### What the task asks
Reproduce every entry below precisely. Pictures are excluded from the copy.

-- begin Records for the exercise --

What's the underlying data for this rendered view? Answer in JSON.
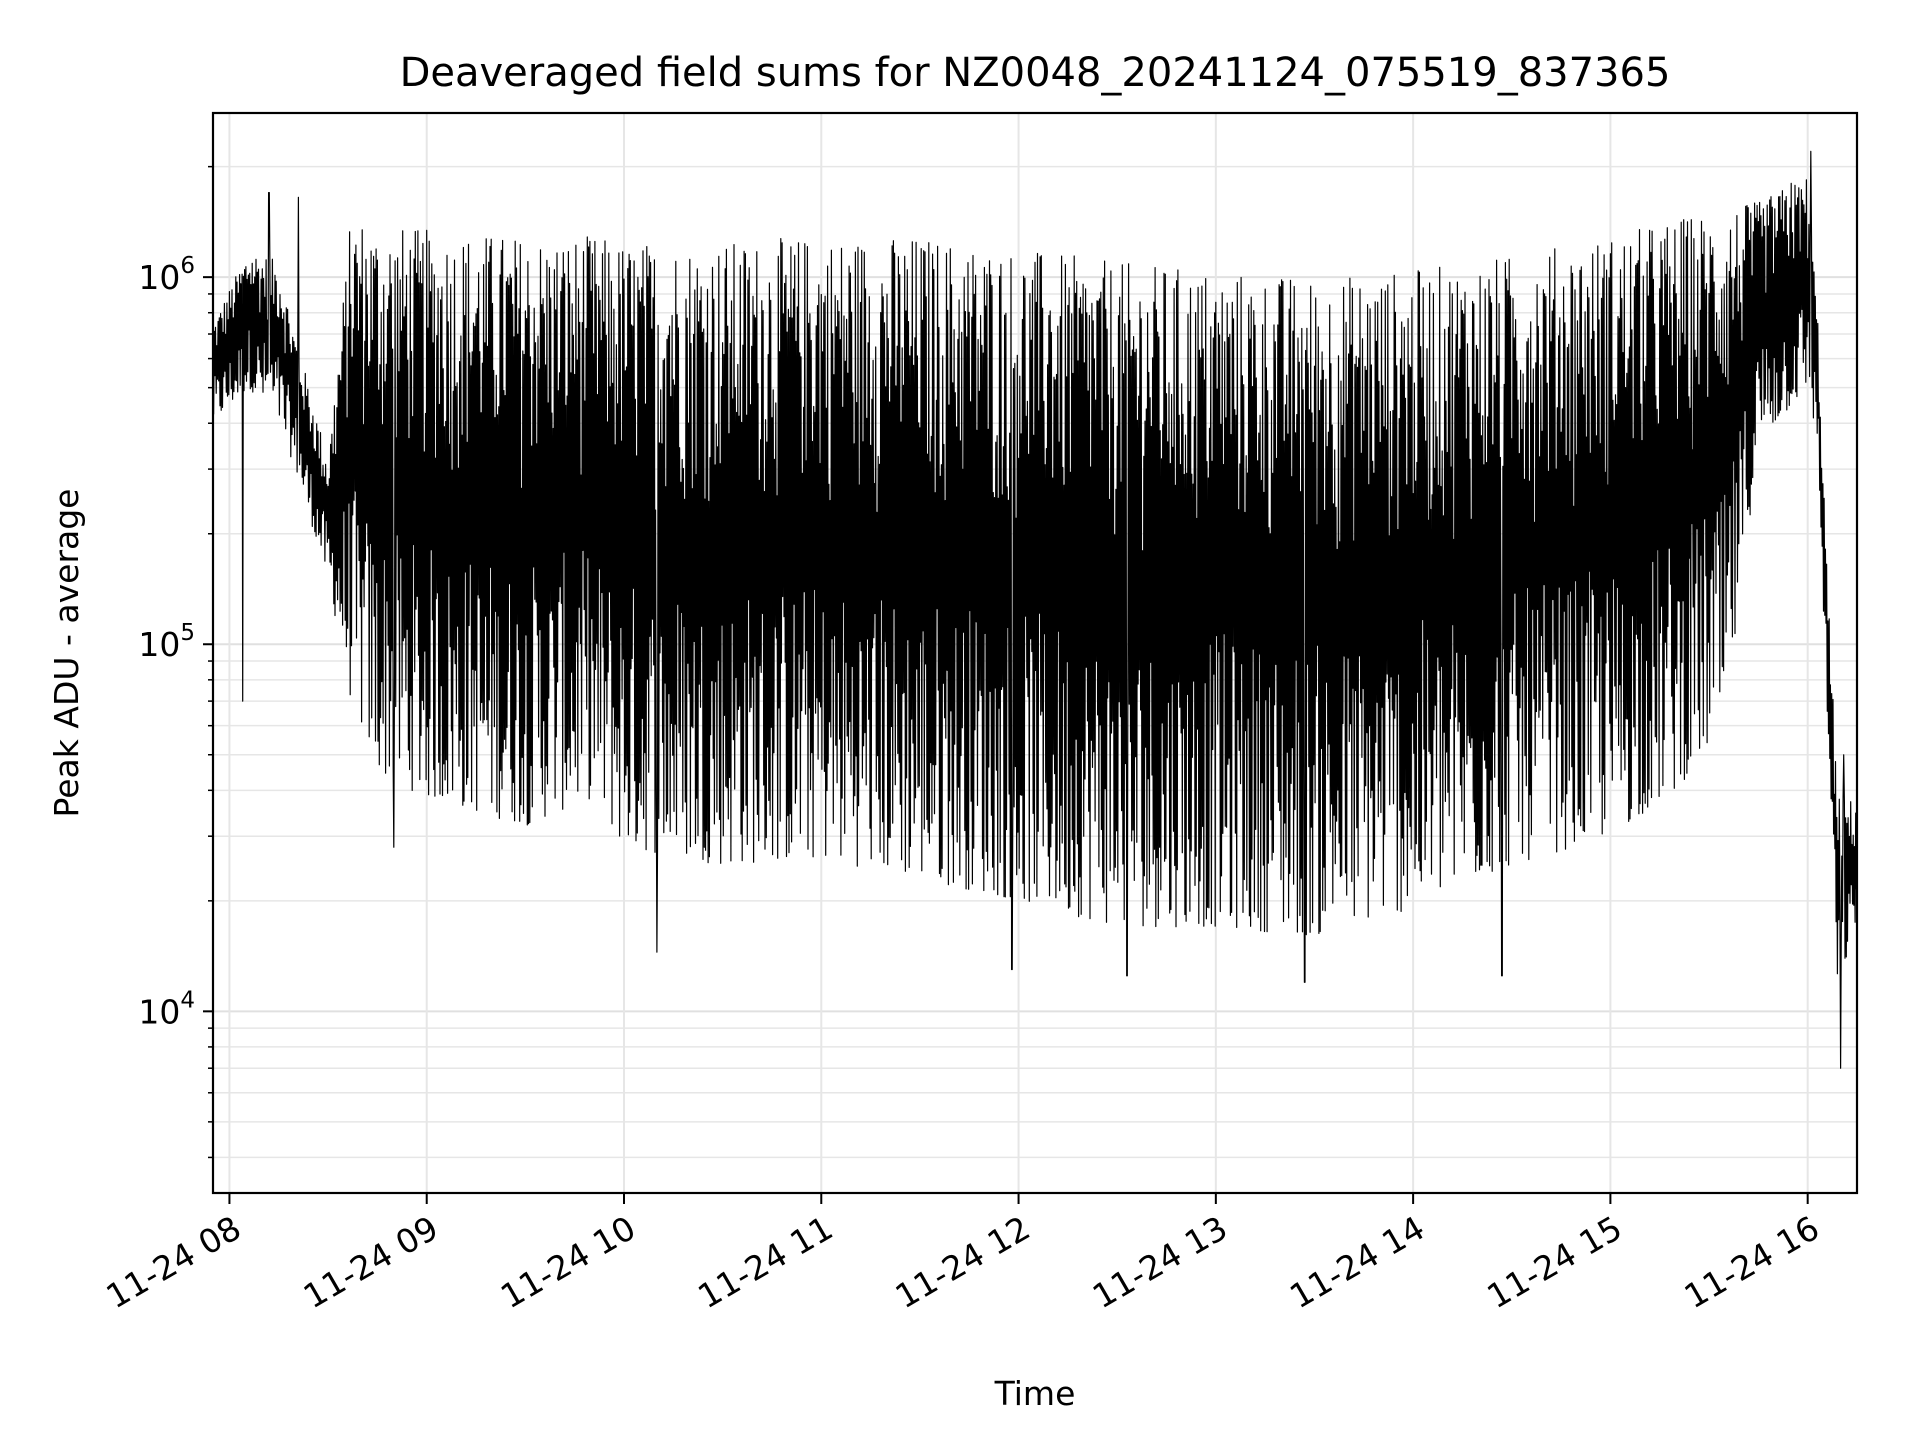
{
  "chart_data": {
    "type": "line",
    "title": "Deaveraged field sums for NZ0048_20241124_075519_837365",
    "xlabel": "Time",
    "ylabel": "Peak ADU - average",
    "yscale": "log",
    "ylim": [
      3200,
      2800000
    ],
    "xlim": [
      "2024-11-24 07:55",
      "2024-11-24 16:15"
    ],
    "grid": true,
    "line_color": "#000000",
    "x_ticks": [
      {
        "time": "2024-11-24 08:00",
        "label": "11-24 08"
      },
      {
        "time": "2024-11-24 09:00",
        "label": "11-24 09"
      },
      {
        "time": "2024-11-24 10:00",
        "label": "11-24 10"
      },
      {
        "time": "2024-11-24 11:00",
        "label": "11-24 11"
      },
      {
        "time": "2024-11-24 12:00",
        "label": "11-24 12"
      },
      {
        "time": "2024-11-24 13:00",
        "label": "11-24 13"
      },
      {
        "time": "2024-11-24 14:00",
        "label": "11-24 14"
      },
      {
        "time": "2024-11-24 15:00",
        "label": "11-24 15"
      },
      {
        "time": "2024-11-24 16:00",
        "label": "11-24 16"
      }
    ],
    "y_ticks": [
      {
        "value": 10000,
        "base": "10",
        "exp": "4"
      },
      {
        "value": 100000,
        "base": "10",
        "exp": "5"
      },
      {
        "value": 1000000,
        "base": "10",
        "exp": "6"
      }
    ],
    "envelope": {
      "time": [
        "2024-11-24 07:55",
        "2024-11-24 08:06",
        "2024-11-24 08:15",
        "2024-11-24 08:20",
        "2024-11-24 08:30",
        "2024-11-24 08:37",
        "2024-11-24 08:45",
        "2024-11-24 09:00",
        "2024-11-24 09:30",
        "2024-11-24 09:50",
        "2024-11-24 10:00",
        "2024-11-24 10:30",
        "2024-11-24 11:00",
        "2024-11-24 11:30",
        "2024-11-24 12:00",
        "2024-11-24 12:30",
        "2024-11-24 13:00",
        "2024-11-24 13:30",
        "2024-11-24 14:00",
        "2024-11-24 14:30",
        "2024-11-24 15:00",
        "2024-11-24 15:20",
        "2024-11-24 15:35",
        "2024-11-24 15:45",
        "2024-11-24 16:00",
        "2024-11-24 16:03",
        "2024-11-24 16:06",
        "2024-11-24 16:09",
        "2024-11-24 16:12",
        "2024-11-24 16:15"
      ],
      "high": [
        750000,
        1200000,
        1100000,
        700000,
        320000,
        1500000,
        1400000,
        1350000,
        1300000,
        1300000,
        1250000,
        1250000,
        1300000,
        1300000,
        1200000,
        1100000,
        1050000,
        1000000,
        1050000,
        1150000,
        1300000,
        1450000,
        1550000,
        1600000,
        1900000,
        800000,
        150000,
        40000,
        38000,
        37000
      ],
      "low": [
        400000,
        500000,
        400000,
        300000,
        150000,
        70000,
        45000,
        38000,
        32000,
        38000,
        28000,
        25000,
        26000,
        23000,
        20000,
        17000,
        17000,
        16000,
        19000,
        25000,
        30000,
        40000,
        60000,
        350000,
        500000,
        350000,
        60000,
        12000,
        14000,
        18000
      ]
    },
    "spikes": [
      {
        "time": "2024-11-24 08:04",
        "value": 70000
      },
      {
        "time": "2024-11-24 08:12",
        "value": 1700000
      },
      {
        "time": "2024-11-24 08:21",
        "value": 1650000
      },
      {
        "time": "2024-11-24 08:50",
        "value": 28000
      },
      {
        "time": "2024-11-24 10:10",
        "value": 14500
      },
      {
        "time": "2024-11-24 11:58",
        "value": 13000
      },
      {
        "time": "2024-11-24 12:33",
        "value": 12500
      },
      {
        "time": "2024-11-24 13:27",
        "value": 12000
      },
      {
        "time": "2024-11-24 14:27",
        "value": 12500
      },
      {
        "time": "2024-11-24 15:55",
        "value": 1800000
      },
      {
        "time": "2024-11-24 16:01",
        "value": 2200000
      },
      {
        "time": "2024-11-24 16:10",
        "value": 7000
      },
      {
        "time": "2024-11-24 16:11",
        "value": 50000
      }
    ]
  }
}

-- end Records for the exercise --

### Exercise response
What's the underlying data for this rendered view? Answer in JSON.
{
  "chart_data": {
    "type": "line",
    "title": "Deaveraged field sums for NZ0048_20241124_075519_837365",
    "xlabel": "Time",
    "ylabel": "Peak ADU - average",
    "yscale": "log",
    "ylim": [
      3200,
      2800000
    ],
    "xlim": [
      "2024-11-24 07:55",
      "2024-11-24 16:15"
    ],
    "grid": true,
    "line_color": "#000000",
    "x_ticks": [
      {
        "time": "2024-11-24 08:00",
        "label": "11-24 08"
      },
      {
        "time": "2024-11-24 09:00",
        "label": "11-24 09"
      },
      {
        "time": "2024-11-24 10:00",
        "label": "11-24 10"
      },
      {
        "time": "2024-11-24 11:00",
        "label": "11-24 11"
      },
      {
        "time": "2024-11-24 12:00",
        "label": "11-24 12"
      },
      {
        "time": "2024-11-24 13:00",
        "label": "11-24 13"
      },
      {
        "time": "2024-11-24 14:00",
        "label": "11-24 14"
      },
      {
        "time": "2024-11-24 15:00",
        "label": "11-24 15"
      },
      {
        "time": "2024-11-24 16:00",
        "label": "11-24 16"
      }
    ],
    "y_ticks": [
      {
        "value": 10000,
        "base": "10",
        "exp": "4"
      },
      {
        "value": 100000,
        "base": "10",
        "exp": "5"
      },
      {
        "value": 1000000,
        "base": "10",
        "exp": "6"
      }
    ],
    "envelope": {
      "time": [
        "2024-11-24 07:55",
        "2024-11-24 08:06",
        "2024-11-24 08:15",
        "2024-11-24 08:20",
        "2024-11-24 08:30",
        "2024-11-24 08:37",
        "2024-11-24 08:45",
        "2024-11-24 09:00",
        "2024-11-24 09:30",
        "2024-11-24 09:50",
        "2024-11-24 10:00",
        "2024-11-24 10:30",
        "2024-11-24 11:00",
        "2024-11-24 11:30",
        "2024-11-24 12:00",
        "2024-11-24 12:30",
        "2024-11-24 13:00",
        "2024-11-24 13:30",
        "2024-11-24 14:00",
        "2024-11-24 14:30",
        "2024-11-24 15:00",
        "2024-11-24 15:20",
        "2024-11-24 15:35",
        "2024-11-24 15:45",
        "2024-11-24 16:00",
        "2024-11-24 16:03",
        "2024-11-24 16:06",
        "2024-11-24 16:09",
        "2024-11-24 16:12",
        "2024-11-24 16:15"
      ],
      "high": [
        750000,
        1200000,
        1100000,
        700000,
        320000,
        1500000,
        1400000,
        1350000,
        1300000,
        1300000,
        1250000,
        1250000,
        1300000,
        1300000,
        1200000,
        1100000,
        1050000,
        1000000,
        1050000,
        1150000,
        1300000,
        1450000,
        1550000,
        1600000,
        1900000,
        800000,
        150000,
        40000,
        38000,
        37000
      ],
      "low": [
        400000,
        500000,
        400000,
        300000,
        150000,
        70000,
        45000,
        38000,
        32000,
        38000,
        28000,
        25000,
        26000,
        23000,
        20000,
        17000,
        17000,
        16000,
        19000,
        25000,
        30000,
        40000,
        60000,
        350000,
        500000,
        350000,
        60000,
        12000,
        14000,
        18000
      ]
    },
    "spikes": [
      {
        "time": "2024-11-24 08:04",
        "value": 70000
      },
      {
        "time": "2024-11-24 08:12",
        "value": 1700000
      },
      {
        "time": "2024-11-24 08:21",
        "value": 1650000
      },
      {
        "time": "2024-11-24 08:50",
        "value": 28000
      },
      {
        "time": "2024-11-24 10:10",
        "value": 14500
      },
      {
        "time": "2024-11-24 11:58",
        "value": 13000
      },
      {
        "time": "2024-11-24 12:33",
        "value": 12500
      },
      {
        "time": "2024-11-24 13:27",
        "value": 12000
      },
      {
        "time": "2024-11-24 14:27",
        "value": 12500
      },
      {
        "time": "2024-11-24 15:55",
        "value": 1800000
      },
      {
        "time": "2024-11-24 16:01",
        "value": 2200000
      },
      {
        "time": "2024-11-24 16:10",
        "value": 7000
      },
      {
        "time": "2024-11-24 16:11",
        "value": 50000
      }
    ]
  }
}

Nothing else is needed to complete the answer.